Requirement: Note how many lines hold "excess" and report that number by itself.

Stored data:
## start

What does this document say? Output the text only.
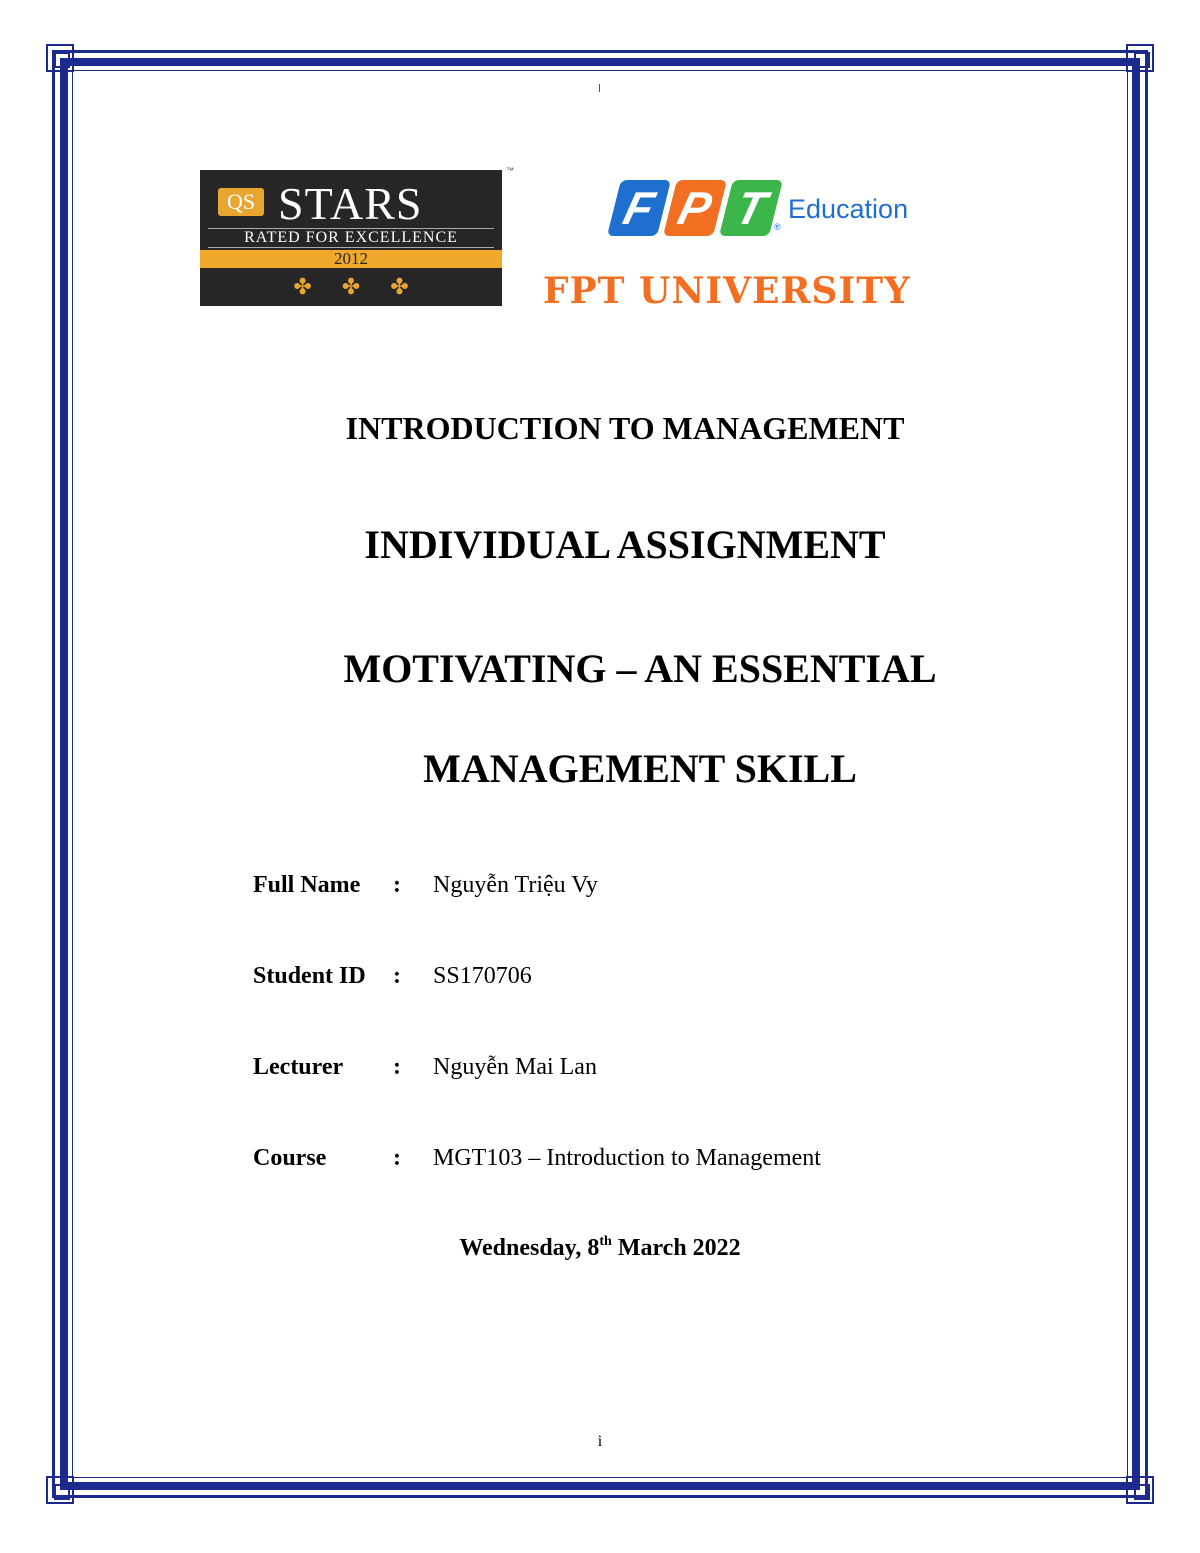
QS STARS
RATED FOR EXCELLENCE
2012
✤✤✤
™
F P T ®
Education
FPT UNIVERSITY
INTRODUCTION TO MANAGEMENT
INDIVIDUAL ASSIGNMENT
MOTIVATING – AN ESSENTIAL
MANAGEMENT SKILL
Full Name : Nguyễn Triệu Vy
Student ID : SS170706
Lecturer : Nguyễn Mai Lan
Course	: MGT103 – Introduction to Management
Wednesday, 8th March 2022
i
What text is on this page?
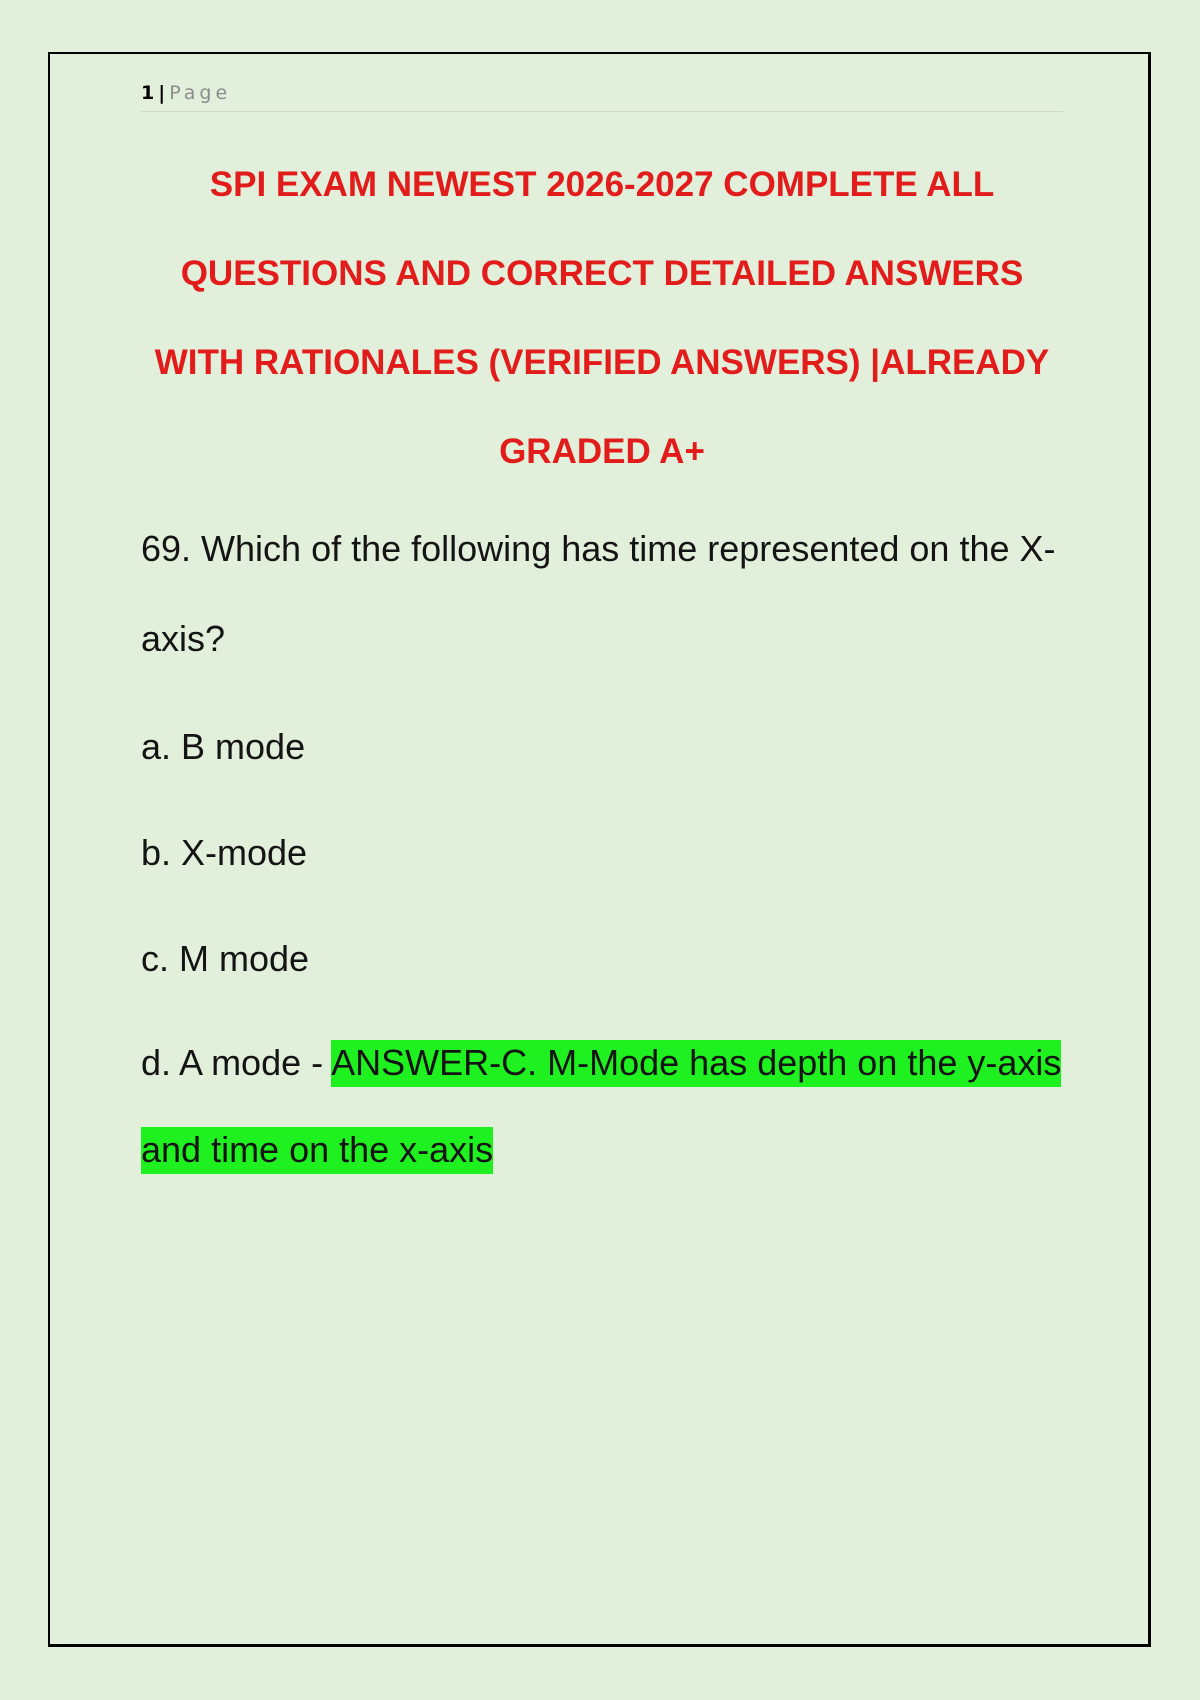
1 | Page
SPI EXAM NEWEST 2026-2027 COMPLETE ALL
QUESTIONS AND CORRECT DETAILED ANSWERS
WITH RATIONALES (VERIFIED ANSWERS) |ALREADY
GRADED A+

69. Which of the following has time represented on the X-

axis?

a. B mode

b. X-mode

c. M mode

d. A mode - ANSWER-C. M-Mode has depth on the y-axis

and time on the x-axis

## end
## start

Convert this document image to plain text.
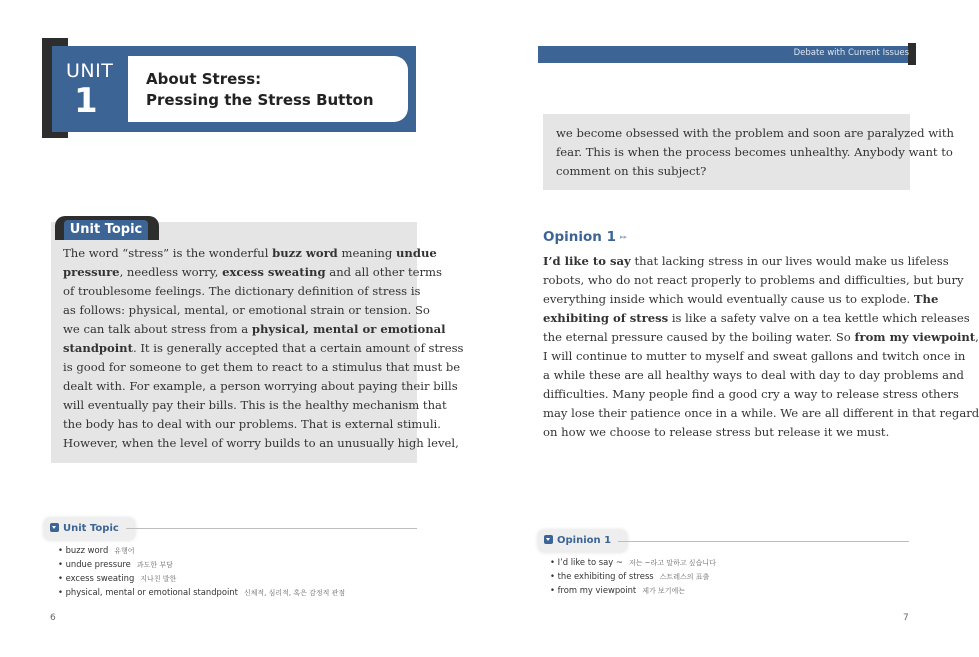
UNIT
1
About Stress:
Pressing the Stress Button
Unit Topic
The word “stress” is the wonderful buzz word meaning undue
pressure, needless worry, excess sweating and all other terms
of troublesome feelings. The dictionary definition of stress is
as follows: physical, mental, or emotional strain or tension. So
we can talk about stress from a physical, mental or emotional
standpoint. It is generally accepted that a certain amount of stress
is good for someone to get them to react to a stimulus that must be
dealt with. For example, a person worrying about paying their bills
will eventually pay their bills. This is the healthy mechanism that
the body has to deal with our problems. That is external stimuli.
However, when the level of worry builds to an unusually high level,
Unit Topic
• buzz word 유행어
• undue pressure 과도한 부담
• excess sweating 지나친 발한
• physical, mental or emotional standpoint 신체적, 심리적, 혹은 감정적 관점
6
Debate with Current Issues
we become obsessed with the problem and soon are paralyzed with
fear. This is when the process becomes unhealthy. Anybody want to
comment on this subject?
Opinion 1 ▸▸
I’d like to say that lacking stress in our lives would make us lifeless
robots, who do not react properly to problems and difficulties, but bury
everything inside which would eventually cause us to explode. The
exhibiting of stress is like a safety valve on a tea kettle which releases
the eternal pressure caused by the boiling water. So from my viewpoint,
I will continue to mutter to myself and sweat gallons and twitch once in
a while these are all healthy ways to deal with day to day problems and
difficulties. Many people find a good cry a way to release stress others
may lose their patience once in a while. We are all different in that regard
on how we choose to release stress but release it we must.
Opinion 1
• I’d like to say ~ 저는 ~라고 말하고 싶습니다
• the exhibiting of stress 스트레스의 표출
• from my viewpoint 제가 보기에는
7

## end

Answer to the problem: 2